─── SOURCE RECORDS ───

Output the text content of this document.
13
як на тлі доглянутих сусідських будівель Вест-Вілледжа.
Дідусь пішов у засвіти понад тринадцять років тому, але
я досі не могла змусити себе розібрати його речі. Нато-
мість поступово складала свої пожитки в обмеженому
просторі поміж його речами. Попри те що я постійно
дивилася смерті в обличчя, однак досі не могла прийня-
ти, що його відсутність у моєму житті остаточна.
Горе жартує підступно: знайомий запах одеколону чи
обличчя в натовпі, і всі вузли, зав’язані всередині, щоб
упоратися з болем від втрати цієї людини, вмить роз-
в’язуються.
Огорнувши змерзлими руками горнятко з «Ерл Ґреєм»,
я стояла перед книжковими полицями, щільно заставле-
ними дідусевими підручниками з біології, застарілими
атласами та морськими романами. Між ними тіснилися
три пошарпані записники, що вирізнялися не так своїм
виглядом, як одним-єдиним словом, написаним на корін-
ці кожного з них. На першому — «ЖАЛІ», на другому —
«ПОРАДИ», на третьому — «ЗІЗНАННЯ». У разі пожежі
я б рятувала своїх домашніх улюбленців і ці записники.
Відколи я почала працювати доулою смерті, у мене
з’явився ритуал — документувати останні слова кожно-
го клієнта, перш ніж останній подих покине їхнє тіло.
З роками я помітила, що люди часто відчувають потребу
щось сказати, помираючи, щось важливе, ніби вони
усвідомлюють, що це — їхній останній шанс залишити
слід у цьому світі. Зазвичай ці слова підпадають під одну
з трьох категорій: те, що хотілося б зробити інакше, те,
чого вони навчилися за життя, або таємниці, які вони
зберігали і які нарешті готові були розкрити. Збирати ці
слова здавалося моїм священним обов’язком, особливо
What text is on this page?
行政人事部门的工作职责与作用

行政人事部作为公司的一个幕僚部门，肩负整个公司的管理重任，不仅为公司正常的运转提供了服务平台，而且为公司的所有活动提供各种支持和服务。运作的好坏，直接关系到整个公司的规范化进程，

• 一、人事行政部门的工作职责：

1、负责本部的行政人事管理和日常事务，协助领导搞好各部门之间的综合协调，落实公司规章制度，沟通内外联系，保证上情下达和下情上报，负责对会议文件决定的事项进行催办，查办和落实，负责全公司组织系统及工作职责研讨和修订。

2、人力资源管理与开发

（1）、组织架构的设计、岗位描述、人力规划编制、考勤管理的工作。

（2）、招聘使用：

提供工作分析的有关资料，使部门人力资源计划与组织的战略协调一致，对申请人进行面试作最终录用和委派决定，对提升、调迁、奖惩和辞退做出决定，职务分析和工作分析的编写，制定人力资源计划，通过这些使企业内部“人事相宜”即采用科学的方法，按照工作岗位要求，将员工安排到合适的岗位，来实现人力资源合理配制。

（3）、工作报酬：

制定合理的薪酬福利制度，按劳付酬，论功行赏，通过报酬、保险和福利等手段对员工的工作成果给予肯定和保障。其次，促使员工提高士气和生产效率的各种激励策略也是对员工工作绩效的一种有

───

Copy out the full listing exactly.

## [SOLUTION TO THE PROBLEM]
Output the text content of this document.
13
як на тлі доглянутих сусідських будівель Вест-Вілледжа.
Дідусь пішов у засвіти понад тринадцять років тому, але
я досі не могла змусити себе розібрати його речі. Нато-
мість поступово складала свої пожитки в обмеженому
просторі поміж його речами. Попри те що я постійно
дивилася смерті в обличчя, однак досі не могла прийня-
ти, що його відсутність у моєму житті остаточна.
Горе жартує підступно: знайомий запах одеколону чи
обличчя в натовпі, і всі вузли, зав’язані всередині, щоб
упоратися з болем від втрати цієї людини, вмить роз-
в’язуються.
Огорнувши змерзлими руками горнятко з «Ерл Ґреєм»,
я стояла перед книжковими полицями, щільно заставле-
ними дідусевими підручниками з біології, застарілими
атласами та морськими романами. Між ними тіснилися
три пошарпані записники, що вирізнялися не так своїм
виглядом, як одним-єдиним словом, написаним на корін-
ці кожного з них. На першому — «ЖАЛІ», на другому —
«ПОРАДИ», на третьому — «ЗІЗНАННЯ». У разі пожежі
я б рятувала своїх домашніх улюбленців і ці записники.
Відколи я почала працювати доулою смерті, у мене
з’явився ритуал — документувати останні слова кожно-
го клієнта, перш ніж останній подих покине їхнє тіло.
З роками я помітила, що люди часто відчувають потребу
щось сказати, помираючи, щось важливе, ніби вони
усвідомлюють, що це — їхній останній шанс залишити
слід у цьому світі. Зазвичай ці слова підпадають під одну
з трьох категорій: те, що хотілося б зробити інакше, те,
чого вони навчилися за життя, або таємниці, які вони
зберігали і які нарешті готові були розкрити. Збирати ці
слова здавалося моїм священним обов’язком, особливо
What text is on this page?
行政人事部门的工作职责与作用

行政人事部作为公司的一个幕僚部门，肩负整个公司的管理重任，不仅为公司正常的运转提供了服务平台，而且为公司的所有活动提供各种支持和服务。运作的好坏，直接关系到整个公司的规范化进程，

• 一、人事行政部门的工作职责：

1、负责本部的行政人事管理和日常事务，协助领导搞好各部门之间的综合协调，落实公司规章制度，沟通内外联系，保证上情下达和下情上报，负责对会议文件决定的事项进行催办，查办和落实，负责全公司组织系统及工作职责研讨和修订。

2、人力资源管理与开发

（1）、组织架构的设计、岗位描述、人力规划编制、考勤管理的工作。

（2）、招聘使用：

提供工作分析的有关资料，使部门人力资源计划与组织的战略协调一致，对申请人进行面试作最终录用和委派决定，对提升、调迁、奖惩和辞退做出决定，职务分析和工作分析的编写，制定人力资源计划，通过这些使企业内部“人事相宜”即采用科学的方法，按照工作岗位要求，将员工安排到合适的岗位，来实现人力资源合理配制。

（3）、工作报酬：

制定合理的薪酬福利制度，按劳付酬，论功行赏，通过报酬、保险和福利等手段对员工的工作成果给予肯定和保障。其次，促使员工提高士气和生产效率的各种激励策略也是对员工工作绩效的一种有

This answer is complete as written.